_What is required_. Print every record below exactly as written.
_ _ _ _ _ _ _
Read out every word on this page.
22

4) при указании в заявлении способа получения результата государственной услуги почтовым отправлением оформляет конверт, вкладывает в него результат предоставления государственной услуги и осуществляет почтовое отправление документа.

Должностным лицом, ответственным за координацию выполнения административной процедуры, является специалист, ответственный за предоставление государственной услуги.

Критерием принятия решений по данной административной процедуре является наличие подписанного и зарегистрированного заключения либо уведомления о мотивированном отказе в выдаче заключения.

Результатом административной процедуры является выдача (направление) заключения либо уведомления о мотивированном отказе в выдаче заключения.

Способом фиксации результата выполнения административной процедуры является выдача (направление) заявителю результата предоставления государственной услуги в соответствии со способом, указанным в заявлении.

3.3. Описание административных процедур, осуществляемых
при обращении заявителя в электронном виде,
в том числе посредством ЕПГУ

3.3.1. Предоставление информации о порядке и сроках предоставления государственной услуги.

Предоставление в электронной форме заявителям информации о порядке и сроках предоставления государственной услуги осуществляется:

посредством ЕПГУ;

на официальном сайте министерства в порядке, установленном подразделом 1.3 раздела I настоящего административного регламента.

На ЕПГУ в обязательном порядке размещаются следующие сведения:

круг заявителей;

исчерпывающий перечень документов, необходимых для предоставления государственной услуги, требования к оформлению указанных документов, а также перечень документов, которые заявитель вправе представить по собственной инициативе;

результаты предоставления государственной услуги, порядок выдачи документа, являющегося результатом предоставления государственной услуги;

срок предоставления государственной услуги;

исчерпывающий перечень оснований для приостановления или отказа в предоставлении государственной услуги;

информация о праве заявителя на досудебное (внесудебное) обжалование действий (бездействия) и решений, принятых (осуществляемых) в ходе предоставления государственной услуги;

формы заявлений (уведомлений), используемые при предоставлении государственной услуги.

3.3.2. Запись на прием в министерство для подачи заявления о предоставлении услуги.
_ _ _ _ _ _ _
_The answer_.
Read out every word on this page.
22

4) при указании в заявлении способа получения результата государственной услуги почтовым отправлением оформляет конверт, вкладывает в него результат предоставления государственной услуги и осуществляет почтовое отправление документа.

Должностным лицом, ответственным за координацию выполнения административной процедуры, является специалист, ответственный за предоставление государственной услуги.

Критерием принятия решений по данной административной процедуре является наличие подписанного и зарегистрированного заключения либо уведомления о мотивированном отказе в выдаче заключения.

Результатом административной процедуры является выдача (направление) заключения либо уведомления о мотивированном отказе в выдаче заключения.

Способом фиксации результата выполнения административной процедуры является выдача (направление) заявителю результата предоставления государственной услуги в соответствии со способом, указанным в заявлении.

3.3. Описание административных процедур, осуществляемых
при обращении заявителя в электронном виде,
в том числе посредством ЕПГУ

3.3.1. Предоставление информации о порядке и сроках предоставления государственной услуги.

Предоставление в электронной форме заявителям информации о порядке и сроках предоставления государственной услуги осуществляется:

посредством ЕПГУ;

на официальном сайте министерства в порядке, установленном подразделом 1.3 раздела I настоящего административного регламента.

На ЕПГУ в обязательном порядке размещаются следующие сведения:

круг заявителей;

исчерпывающий перечень документов, необходимых для предоставления государственной услуги, требования к оформлению указанных документов, а также перечень документов, которые заявитель вправе представить по собственной инициативе;

результаты предоставления государственной услуги, порядок выдачи документа, являющегося результатом предоставления государственной услуги;

срок предоставления государственной услуги;

исчерпывающий перечень оснований для приостановления или отказа в предоставлении государственной услуги;

информация о праве заявителя на досудебное (внесудебное) обжалование действий (бездействия) и решений, принятых (осуществляемых) в ходе предоставления государственной услуги;

формы заявлений (уведомлений), используемые при предоставлении государственной услуги.

3.3.2. Запись на прием в министерство для подачи заявления о предоставлении услуги.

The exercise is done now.